### CONSIGNES
1. Dans l'extrait sur l'arrêt Miglin, reformulez de façon plus concise le paragraphe qui commence par « Je passe à la question », en conservant ses idées principales.
2. Traduisez en anglais la phrase suivante de l'extrait sur l'arrêt Miglin : « Même le bref résumé qui suit démontre que des éclaircissements s'imposent. »
3. Recopiez sans modification le passage de l'extrait sur l'arrêt Miglin qui débute aux mots « 3. L’état du » et s'arrête après « des éclaircissements s’imposent. ».

======== TEXTE DU DOCUMENT

3. L’état du droit depuis l’arrêt Miglin
(a) Bref aperçu de la jurisprudence
[90] Je passe à la question de savoir comment les principes dégagés de Miglin s’appliquent aux demandes de modification. Avant d’exposer ce qui, selon moi, est la bonne réponse à cette question, je crois utile de passer brièvement en revue les opinions exprimées à ce sujet. Même le bref résumé qui suit démontre que des éclaircissements s’imposent.

================
======== DONNÉES FOURNIES

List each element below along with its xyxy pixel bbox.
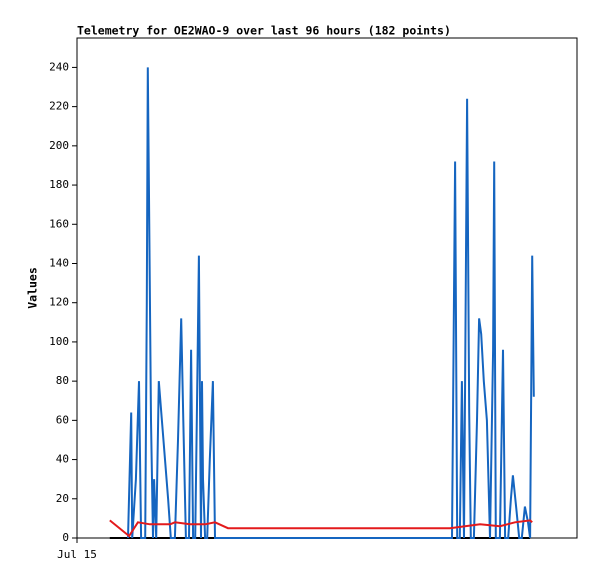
x-tick-label: Jul 15 — [57, 548, 97, 561]
y-tick-label: 140 — [49, 256, 69, 269]
y-tick-label: 160 — [49, 217, 69, 230]
series-line — [109, 519, 533, 538]
chart-title: Telemetry for OE2WAO-9 over last 96 hour… — [77, 24, 451, 38]
y-tick-label: 100 — [49, 335, 69, 348]
y-tick-label: 40 — [56, 453, 69, 466]
y-tick-label: 220 — [49, 100, 69, 113]
y-tick-label: 20 — [56, 492, 69, 505]
y-tick-label: 120 — [49, 296, 69, 309]
y-axis-label: Values — [26, 267, 40, 309]
y-tick-label: 200 — [49, 139, 69, 152]
y-tick-label: 0 — [62, 531, 69, 544]
y-tick-label: 60 — [56, 413, 69, 426]
y-tick-label: 80 — [56, 374, 69, 387]
series-line — [127, 67, 535, 539]
y-tick-label: 240 — [49, 60, 69, 73]
y-tick-label: 180 — [49, 178, 69, 191]
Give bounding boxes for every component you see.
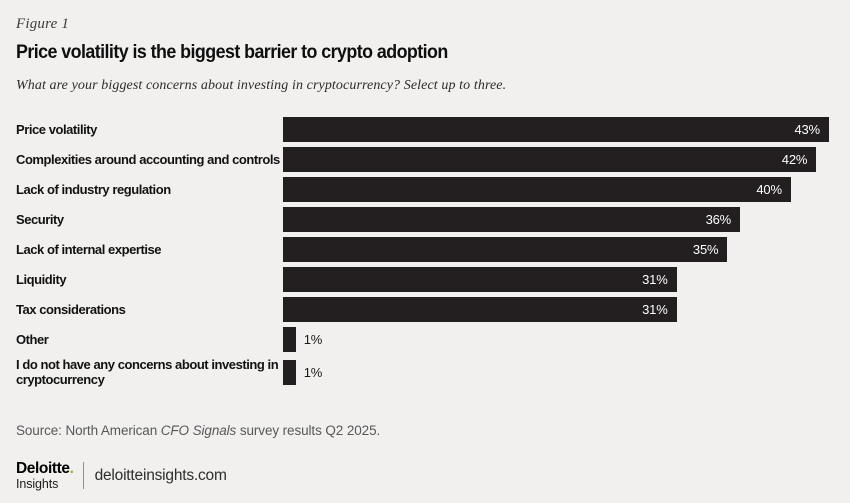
footer: Deloitte. Insights deloitteinsights.com xyxy=(16,461,227,490)
bar-track: 1% xyxy=(283,327,834,352)
bar-track: 35% xyxy=(283,237,834,262)
bar-value-label: 36% xyxy=(705,212,732,227)
chart-row: Lack of internal expertise 35% xyxy=(16,237,834,262)
logo-wordmark: Deloitte. xyxy=(16,461,74,477)
chart-row: Liquidity 31% xyxy=(16,267,834,292)
chart-subtitle: What are your biggest concerns about inv… xyxy=(16,78,507,93)
bar-track: 31% xyxy=(283,267,834,292)
bar: 40% xyxy=(283,177,791,202)
bar-label: I do not have any concerns about investi… xyxy=(16,357,279,388)
chart-row: Lack of industry regulation 40% xyxy=(16,177,834,202)
bar-track: 42% xyxy=(283,147,834,172)
bar-label: Tax considerations xyxy=(16,301,126,317)
bar-label: Complexities around accounting and contr… xyxy=(16,151,280,167)
chart-title: Price volatility is the biggest barrier … xyxy=(16,42,448,63)
bar-label: Other xyxy=(16,331,49,347)
bar-label: Price volatility xyxy=(16,121,97,137)
chart-row: I do not have any concerns about investi… xyxy=(16,357,834,388)
bar-track: 36% xyxy=(283,207,834,232)
figure-label: Figure 1 xyxy=(16,16,70,32)
bar-chart: Price volatility 43% Complexities around a… xyxy=(16,117,834,388)
bar-track: 31% xyxy=(283,297,834,322)
bar-label: Liquidity xyxy=(16,271,67,287)
logo-insights-text: Insights xyxy=(16,476,59,491)
deloitte-insights-logo: Deloitte. Insights xyxy=(16,461,74,490)
bar-value-label: 42% xyxy=(781,152,808,167)
bar-value-label: 31% xyxy=(642,272,668,287)
bar-label: Lack of internal expertise xyxy=(16,241,162,257)
chart-row: Security 36% xyxy=(16,207,834,232)
bar-value-label: 31% xyxy=(642,302,668,317)
chart-row: Other 1% xyxy=(16,327,834,352)
bar-value-label: 1% xyxy=(303,364,323,380)
footer-divider xyxy=(82,462,84,489)
source-prefix: Source: North American xyxy=(16,422,161,438)
bar-track: 1% xyxy=(283,359,834,385)
bar: 31% xyxy=(283,297,677,322)
chart-row: Complexities around accounting and contr… xyxy=(16,147,834,172)
bar-value-label: 43% xyxy=(794,122,820,137)
footer-site-link[interactable]: deloitteinsights.com xyxy=(94,466,227,484)
source-suffix: survey results Q2 2025. xyxy=(236,422,381,438)
logo-green-dot: . xyxy=(69,460,74,477)
bar: 31% xyxy=(283,267,677,292)
bar: 43% xyxy=(283,117,829,142)
logo-deloitte-text: Deloitte xyxy=(16,460,70,477)
bar-track: 43% xyxy=(283,117,834,142)
bar-value-label: 1% xyxy=(303,332,323,347)
bar-track: 40% xyxy=(283,177,834,202)
bar-label: Security xyxy=(16,211,64,227)
bar: 42% xyxy=(283,147,817,172)
bar: 35% xyxy=(283,237,728,262)
bar-value-label: 35% xyxy=(692,242,719,257)
bar-label: Lack of industry regulation xyxy=(16,181,171,197)
bar xyxy=(283,359,296,385)
chart-row: Tax considerations 31% xyxy=(16,297,834,322)
bar: 36% xyxy=(283,207,741,232)
source-survey-name: CFO Signals xyxy=(160,422,237,438)
source-note: Source: North American CFO Signals surve… xyxy=(16,423,834,438)
bar-value-label: 40% xyxy=(756,182,782,197)
chart-row: Price volatility 43% xyxy=(16,117,834,142)
bar xyxy=(283,327,296,352)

================

### RÉPONSES RÉDIGÉES
1. Le paragraphe aborde la manière dont les principes tirés de Miglin s'appliquent aux demandes de modification. Avant de proposer une réponse, il passe brièvement en revue les opinions exprimées sur ce point. Ce résumé montre déjà que des éclaircissements sont nécessaires.

2. Even the brief summary that follows shows that clarification is needed.

3.
3. L’état du droit depuis l’arrêt Miglin
(a) Bref aperçu de la jurisprudence
[90] Je passe à la question de savoir comment les principes dégagés de Miglin s’appliquent aux demandes de modification. Avant d’exposer ce qui, selon moi, est la bonne réponse à cette question, je crois utile de passer brièvement en revue les opinions exprimées à ce sujet. Même le bref résumé qui suit démontre que des éclaircissements s’imposent.